• **What the task asks**
Pictures are not part of the copy; repeat everything else in the records exactly.

• **Exercise materials**
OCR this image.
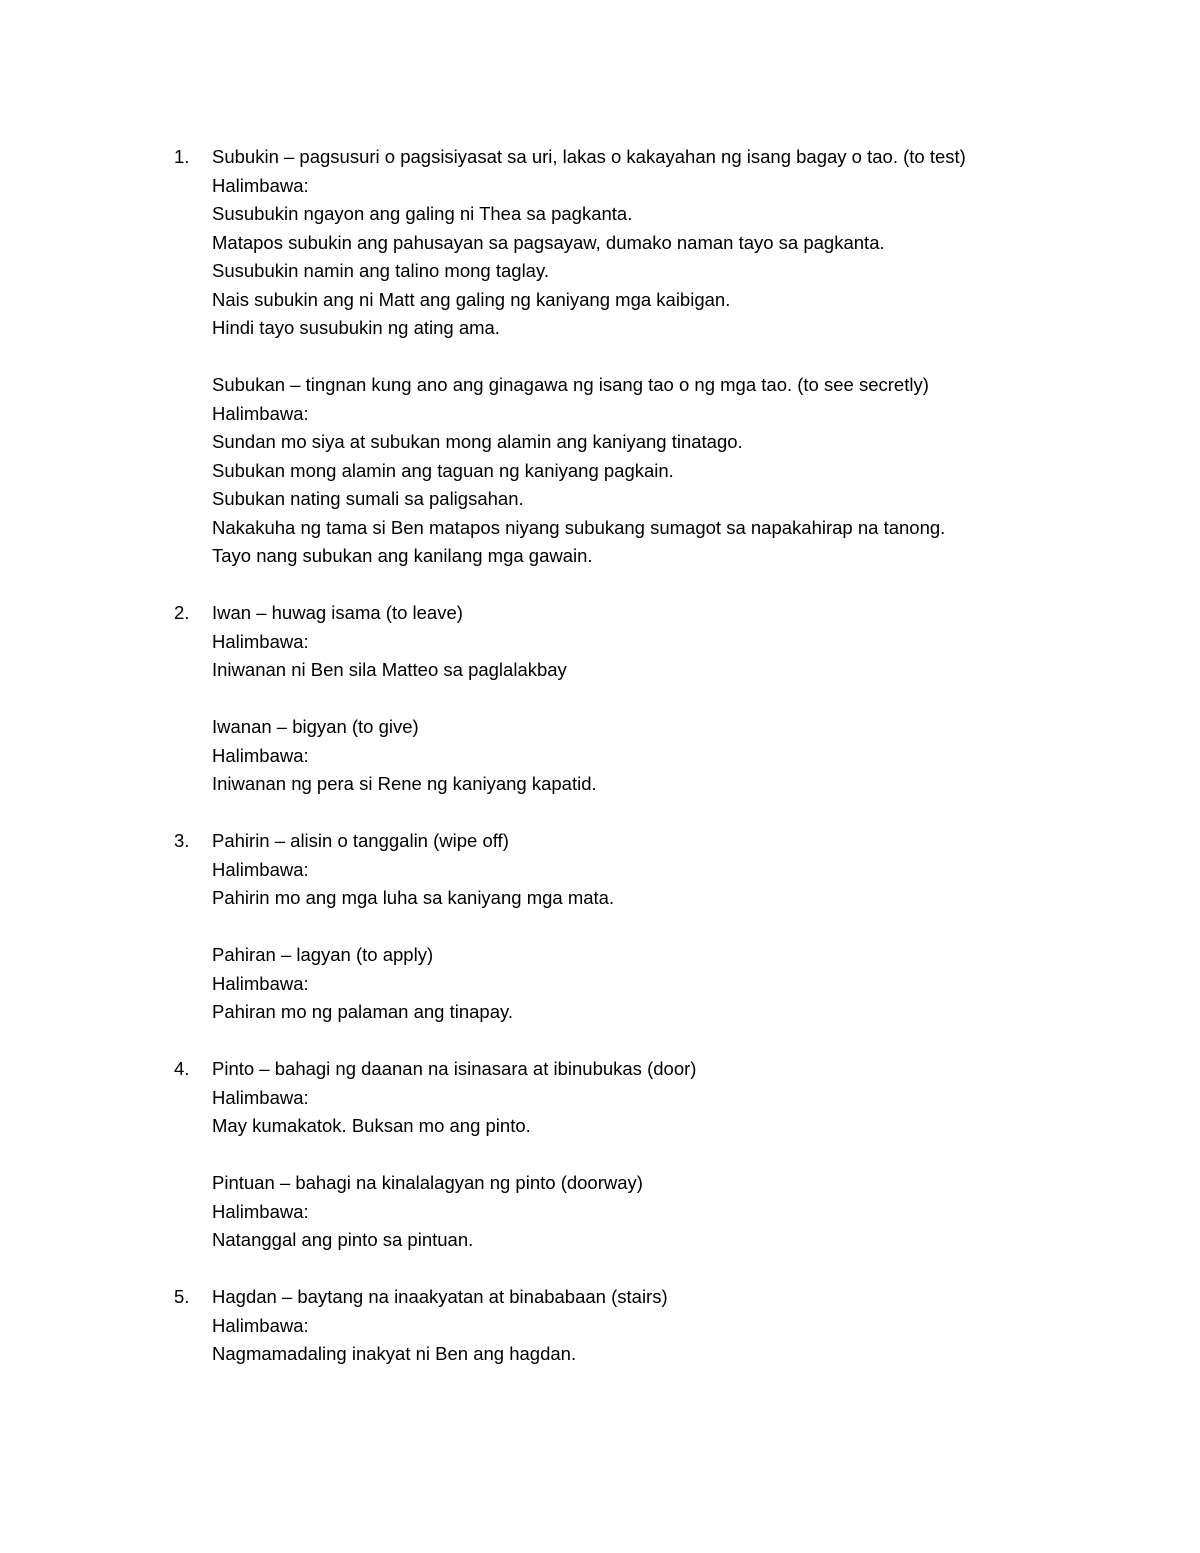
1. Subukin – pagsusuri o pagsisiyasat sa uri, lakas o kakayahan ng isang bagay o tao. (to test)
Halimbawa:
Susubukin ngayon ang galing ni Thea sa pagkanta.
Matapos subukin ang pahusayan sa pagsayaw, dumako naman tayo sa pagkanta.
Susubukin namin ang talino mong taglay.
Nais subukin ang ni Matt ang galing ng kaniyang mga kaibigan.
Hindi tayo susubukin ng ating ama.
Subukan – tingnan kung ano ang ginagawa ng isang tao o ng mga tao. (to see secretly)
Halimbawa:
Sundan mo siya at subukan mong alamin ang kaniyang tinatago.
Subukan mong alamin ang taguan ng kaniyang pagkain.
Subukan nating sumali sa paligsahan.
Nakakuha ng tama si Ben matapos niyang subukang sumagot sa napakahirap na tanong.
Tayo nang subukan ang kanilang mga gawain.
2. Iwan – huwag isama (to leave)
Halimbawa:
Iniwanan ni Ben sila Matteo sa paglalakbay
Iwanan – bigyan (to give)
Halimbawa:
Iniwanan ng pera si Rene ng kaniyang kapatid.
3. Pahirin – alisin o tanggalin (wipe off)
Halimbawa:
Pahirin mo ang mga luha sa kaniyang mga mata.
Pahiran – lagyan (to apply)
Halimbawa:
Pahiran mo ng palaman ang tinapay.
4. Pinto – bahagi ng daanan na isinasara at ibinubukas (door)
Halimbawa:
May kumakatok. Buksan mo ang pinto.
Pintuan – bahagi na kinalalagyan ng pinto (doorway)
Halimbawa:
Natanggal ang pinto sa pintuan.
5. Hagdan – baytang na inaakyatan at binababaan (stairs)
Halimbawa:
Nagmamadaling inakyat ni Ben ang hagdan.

• **Answer to the exercise**
OCR this image.
1. Subukin – pagsusuri o pagsisiyasat sa uri, lakas o kakayahan ng isang bagay o tao. (to test)
Halimbawa:
Susubukin ngayon ang galing ni Thea sa pagkanta.
Matapos subukin ang pahusayan sa pagsayaw, dumako naman tayo sa pagkanta.
Susubukin namin ang talino mong taglay.
Nais subukin ang ni Matt ang galing ng kaniyang mga kaibigan.
Hindi tayo susubukin ng ating ama.
Subukan – tingnan kung ano ang ginagawa ng isang tao o ng mga tao. (to see secretly)
Halimbawa:
Sundan mo siya at subukan mong alamin ang kaniyang tinatago.
Subukan mong alamin ang taguan ng kaniyang pagkain.
Subukan nating sumali sa paligsahan.
Nakakuha ng tama si Ben matapos niyang subukang sumagot sa napakahirap na tanong.
Tayo nang subukan ang kanilang mga gawain.
2. Iwan – huwag isama (to leave)
Halimbawa:
Iniwanan ni Ben sila Matteo sa paglalakbay
Iwanan – bigyan (to give)
Halimbawa:
Iniwanan ng pera si Rene ng kaniyang kapatid.
3. Pahirin – alisin o tanggalin (wipe off)
Halimbawa:
Pahirin mo ang mga luha sa kaniyang mga mata.
Pahiran – lagyan (to apply)
Halimbawa:
Pahiran mo ng palaman ang tinapay.
4. Pinto – bahagi ng daanan na isinasara at ibinubukas (door)
Halimbawa:
May kumakatok. Buksan mo ang pinto.
Pintuan – bahagi na kinalalagyan ng pinto (doorway)
Halimbawa:
Natanggal ang pinto sa pintuan.
5. Hagdan – baytang na inaakyatan at binababaan (stairs)
Halimbawa:
Nagmamadaling inakyat ni Ben ang hagdan.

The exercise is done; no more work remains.